== Materials provided ==
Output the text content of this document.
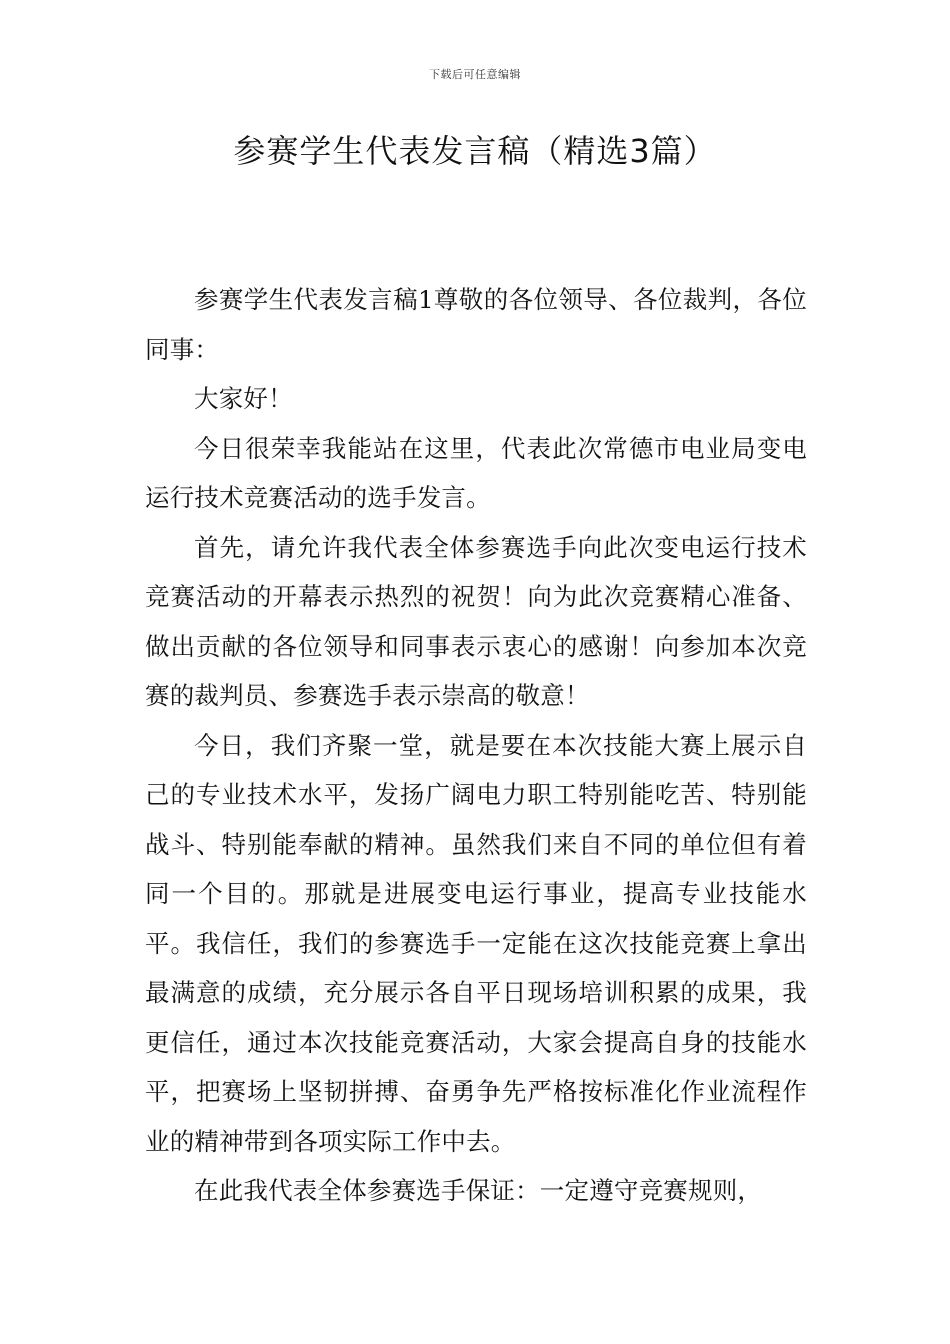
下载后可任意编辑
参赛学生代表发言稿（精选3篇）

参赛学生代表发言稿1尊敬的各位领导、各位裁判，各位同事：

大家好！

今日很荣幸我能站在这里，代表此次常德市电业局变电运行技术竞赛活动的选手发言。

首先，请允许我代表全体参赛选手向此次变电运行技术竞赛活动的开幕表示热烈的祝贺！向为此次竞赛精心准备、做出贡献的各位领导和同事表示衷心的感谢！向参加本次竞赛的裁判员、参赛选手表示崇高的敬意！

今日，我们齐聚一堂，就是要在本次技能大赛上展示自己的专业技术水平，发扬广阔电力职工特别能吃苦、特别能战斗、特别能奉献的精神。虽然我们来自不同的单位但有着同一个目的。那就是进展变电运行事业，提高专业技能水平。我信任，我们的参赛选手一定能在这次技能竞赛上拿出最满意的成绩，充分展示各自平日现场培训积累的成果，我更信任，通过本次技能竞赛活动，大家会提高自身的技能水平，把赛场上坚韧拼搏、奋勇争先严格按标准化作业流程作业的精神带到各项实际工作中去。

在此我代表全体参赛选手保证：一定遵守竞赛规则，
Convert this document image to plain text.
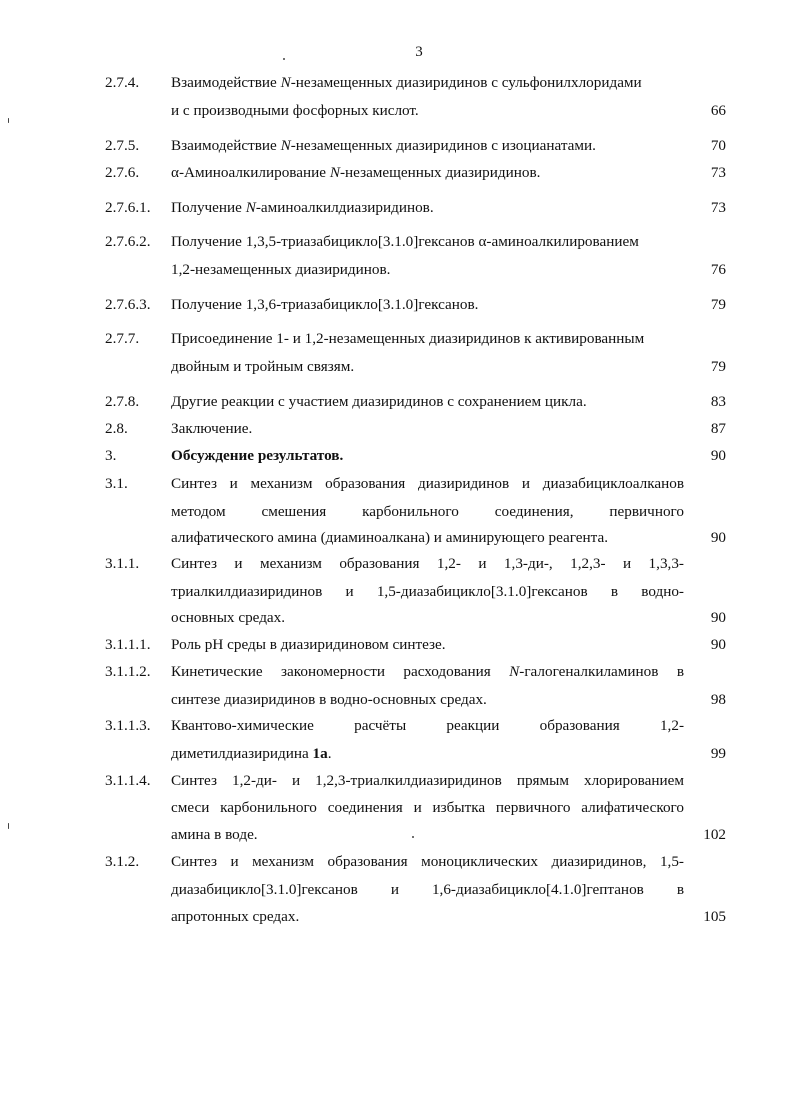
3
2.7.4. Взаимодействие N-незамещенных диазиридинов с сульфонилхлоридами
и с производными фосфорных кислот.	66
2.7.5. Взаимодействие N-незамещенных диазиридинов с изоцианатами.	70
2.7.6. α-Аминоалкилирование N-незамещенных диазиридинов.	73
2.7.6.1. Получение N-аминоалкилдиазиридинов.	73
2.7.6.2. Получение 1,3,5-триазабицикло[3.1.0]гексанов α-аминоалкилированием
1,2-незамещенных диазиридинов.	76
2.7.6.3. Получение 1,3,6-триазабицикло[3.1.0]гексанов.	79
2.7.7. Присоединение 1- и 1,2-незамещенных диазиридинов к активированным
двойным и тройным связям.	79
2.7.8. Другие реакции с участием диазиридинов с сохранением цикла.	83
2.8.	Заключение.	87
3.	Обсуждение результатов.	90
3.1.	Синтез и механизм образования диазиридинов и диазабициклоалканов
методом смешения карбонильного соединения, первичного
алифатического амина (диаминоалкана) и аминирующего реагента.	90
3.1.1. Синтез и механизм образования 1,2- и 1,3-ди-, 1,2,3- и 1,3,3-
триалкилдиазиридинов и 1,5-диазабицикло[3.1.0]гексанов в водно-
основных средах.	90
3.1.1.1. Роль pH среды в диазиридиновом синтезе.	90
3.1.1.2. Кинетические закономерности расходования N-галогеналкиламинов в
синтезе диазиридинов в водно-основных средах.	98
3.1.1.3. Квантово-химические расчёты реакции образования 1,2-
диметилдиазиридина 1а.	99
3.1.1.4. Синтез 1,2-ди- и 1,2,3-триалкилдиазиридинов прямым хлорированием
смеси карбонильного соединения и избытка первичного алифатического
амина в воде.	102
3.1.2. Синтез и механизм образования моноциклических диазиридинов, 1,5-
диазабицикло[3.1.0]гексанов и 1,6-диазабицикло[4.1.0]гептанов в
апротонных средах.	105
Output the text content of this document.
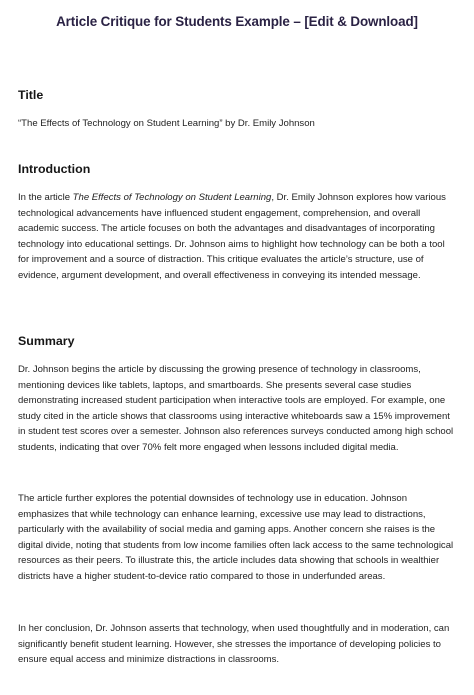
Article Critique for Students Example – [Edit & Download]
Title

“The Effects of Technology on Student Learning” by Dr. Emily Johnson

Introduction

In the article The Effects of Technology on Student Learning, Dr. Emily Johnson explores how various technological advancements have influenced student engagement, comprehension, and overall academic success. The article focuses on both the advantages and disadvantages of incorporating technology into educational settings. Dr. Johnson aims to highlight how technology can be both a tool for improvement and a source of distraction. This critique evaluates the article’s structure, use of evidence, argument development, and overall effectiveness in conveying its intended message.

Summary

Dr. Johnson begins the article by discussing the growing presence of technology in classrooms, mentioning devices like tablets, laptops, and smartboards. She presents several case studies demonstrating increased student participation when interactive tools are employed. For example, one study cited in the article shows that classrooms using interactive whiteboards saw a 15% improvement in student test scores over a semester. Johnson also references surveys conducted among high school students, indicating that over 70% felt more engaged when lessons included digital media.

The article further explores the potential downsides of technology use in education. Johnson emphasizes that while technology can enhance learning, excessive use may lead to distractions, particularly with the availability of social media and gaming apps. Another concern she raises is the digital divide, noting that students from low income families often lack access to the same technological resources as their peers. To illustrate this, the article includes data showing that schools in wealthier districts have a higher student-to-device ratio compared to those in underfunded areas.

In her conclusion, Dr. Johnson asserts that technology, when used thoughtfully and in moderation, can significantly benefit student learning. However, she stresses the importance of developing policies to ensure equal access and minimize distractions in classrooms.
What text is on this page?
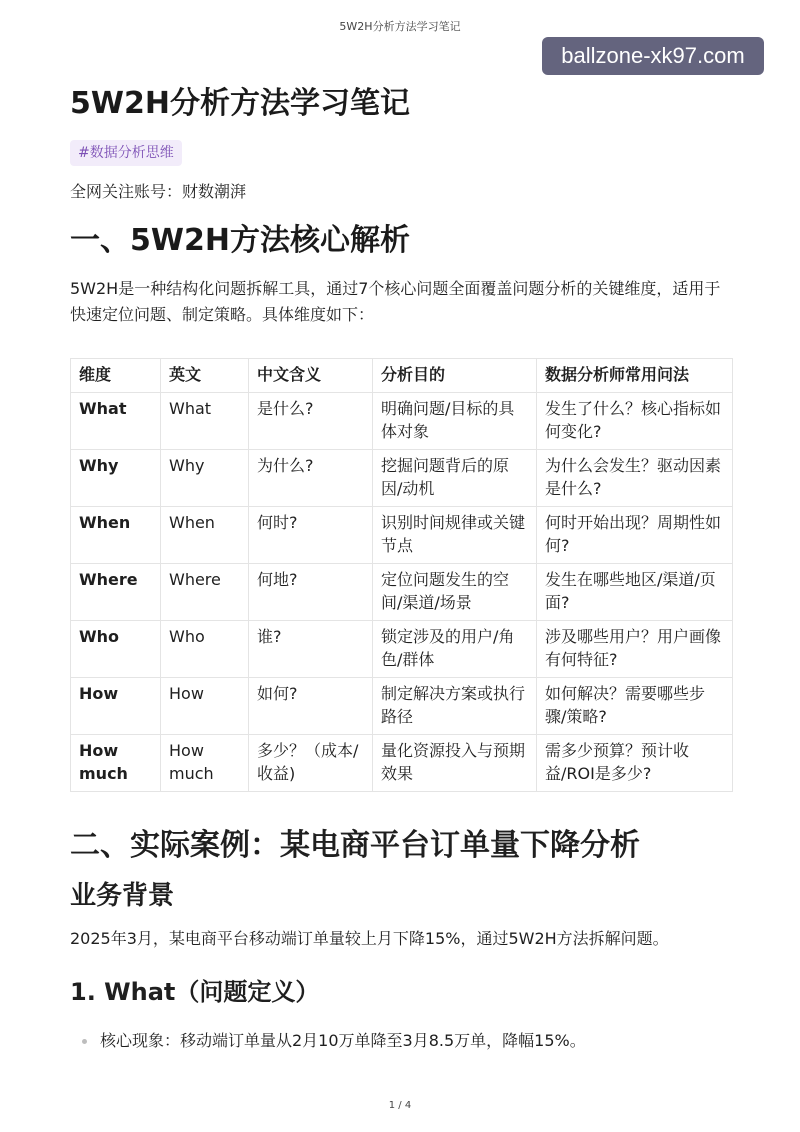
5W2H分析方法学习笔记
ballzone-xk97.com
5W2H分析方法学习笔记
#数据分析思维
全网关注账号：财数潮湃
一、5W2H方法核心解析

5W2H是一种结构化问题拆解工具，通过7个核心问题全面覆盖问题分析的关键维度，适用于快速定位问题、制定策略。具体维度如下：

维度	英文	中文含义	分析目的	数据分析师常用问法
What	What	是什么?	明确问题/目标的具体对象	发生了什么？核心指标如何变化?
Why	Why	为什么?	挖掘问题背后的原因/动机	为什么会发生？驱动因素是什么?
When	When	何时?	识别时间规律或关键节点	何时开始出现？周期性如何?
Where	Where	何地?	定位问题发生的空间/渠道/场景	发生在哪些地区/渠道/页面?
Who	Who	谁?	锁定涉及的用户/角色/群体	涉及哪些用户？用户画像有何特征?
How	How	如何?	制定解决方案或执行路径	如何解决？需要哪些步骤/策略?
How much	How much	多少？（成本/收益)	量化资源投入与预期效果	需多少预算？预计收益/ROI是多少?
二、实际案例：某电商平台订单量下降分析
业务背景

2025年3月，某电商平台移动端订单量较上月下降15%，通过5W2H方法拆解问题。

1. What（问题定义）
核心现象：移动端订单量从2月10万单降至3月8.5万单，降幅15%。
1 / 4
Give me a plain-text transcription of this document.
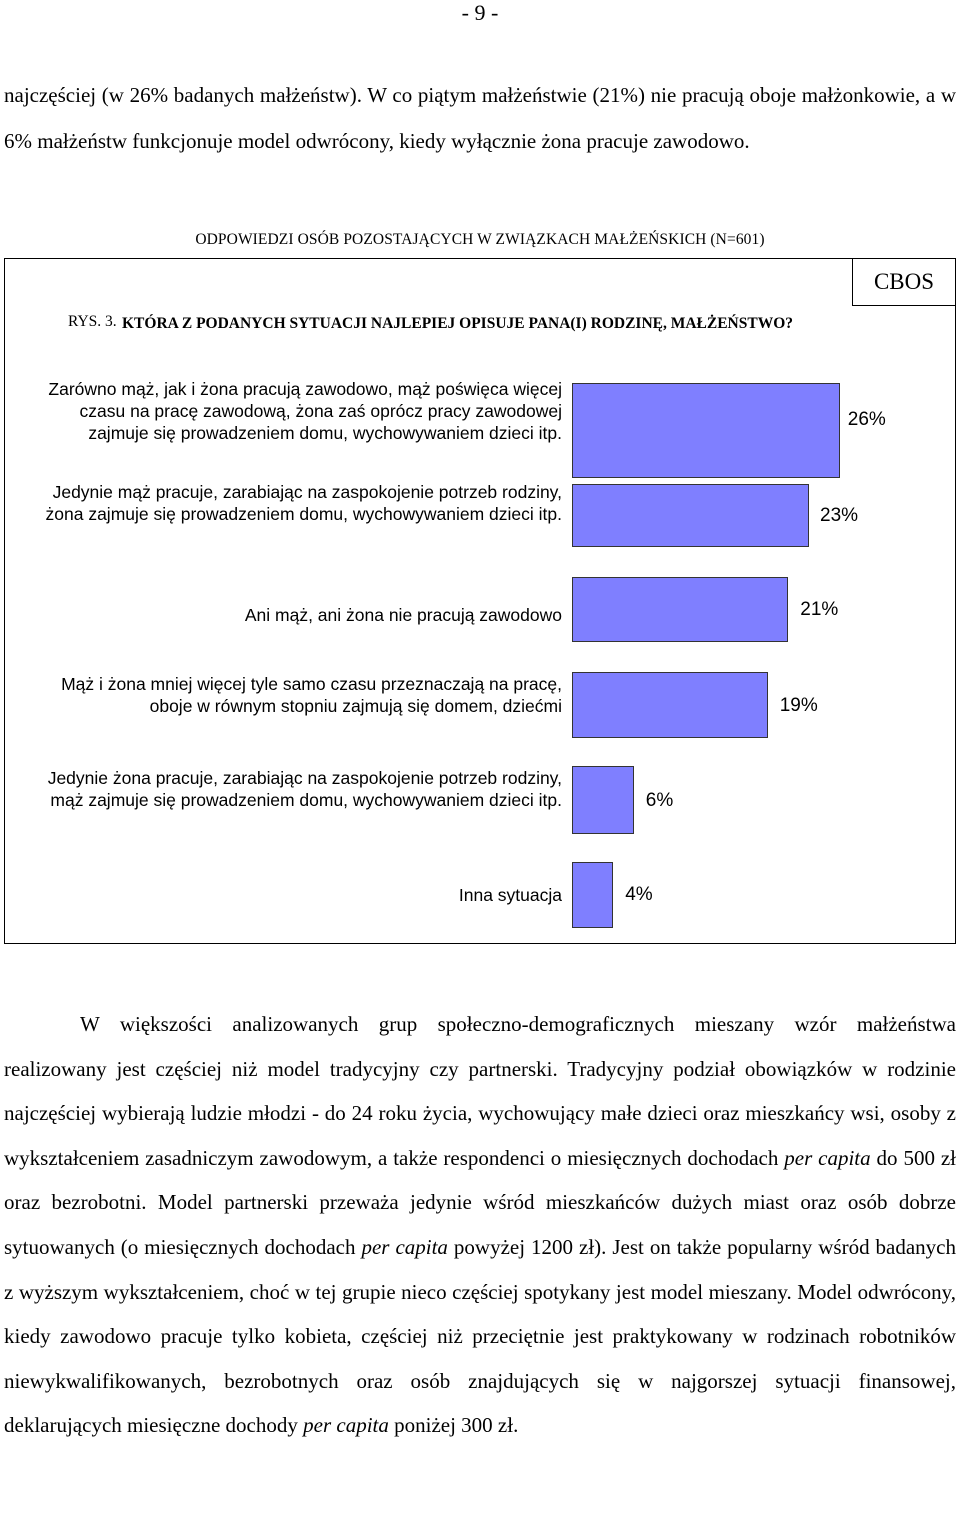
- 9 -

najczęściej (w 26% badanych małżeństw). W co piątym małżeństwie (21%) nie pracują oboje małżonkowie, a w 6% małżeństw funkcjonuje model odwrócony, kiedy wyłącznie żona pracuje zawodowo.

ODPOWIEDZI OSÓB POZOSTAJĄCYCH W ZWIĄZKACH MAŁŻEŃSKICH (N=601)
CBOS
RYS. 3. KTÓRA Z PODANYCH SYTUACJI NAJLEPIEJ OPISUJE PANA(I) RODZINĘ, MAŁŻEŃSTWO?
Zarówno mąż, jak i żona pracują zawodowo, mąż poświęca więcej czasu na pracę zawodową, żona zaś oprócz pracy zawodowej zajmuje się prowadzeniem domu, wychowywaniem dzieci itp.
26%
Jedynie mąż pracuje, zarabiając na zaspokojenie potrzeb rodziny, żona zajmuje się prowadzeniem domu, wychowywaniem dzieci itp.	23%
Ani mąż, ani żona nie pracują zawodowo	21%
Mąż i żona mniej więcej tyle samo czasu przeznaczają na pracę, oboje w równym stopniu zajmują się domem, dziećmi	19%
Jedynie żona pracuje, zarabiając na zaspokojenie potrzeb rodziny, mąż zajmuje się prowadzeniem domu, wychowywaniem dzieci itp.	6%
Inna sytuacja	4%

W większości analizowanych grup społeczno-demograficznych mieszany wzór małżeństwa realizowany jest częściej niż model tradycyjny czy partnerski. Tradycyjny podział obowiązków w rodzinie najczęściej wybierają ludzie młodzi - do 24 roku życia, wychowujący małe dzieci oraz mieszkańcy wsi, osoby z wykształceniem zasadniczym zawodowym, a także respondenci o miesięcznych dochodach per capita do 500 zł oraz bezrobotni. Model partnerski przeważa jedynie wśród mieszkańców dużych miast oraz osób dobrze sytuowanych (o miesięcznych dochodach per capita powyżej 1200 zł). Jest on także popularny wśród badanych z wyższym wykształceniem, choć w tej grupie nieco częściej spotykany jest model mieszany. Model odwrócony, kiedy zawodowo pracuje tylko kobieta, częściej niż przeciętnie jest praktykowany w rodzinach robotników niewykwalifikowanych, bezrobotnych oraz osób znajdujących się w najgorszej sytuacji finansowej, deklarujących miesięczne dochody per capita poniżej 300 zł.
===
**Given exercise:** From the listing, copy every line where the string "карбонильного" appears.

**Output for this exercise:**
методом смешения карбонильного соединения, первичного
смеси карбонильного соединения и избытка первичного алифатического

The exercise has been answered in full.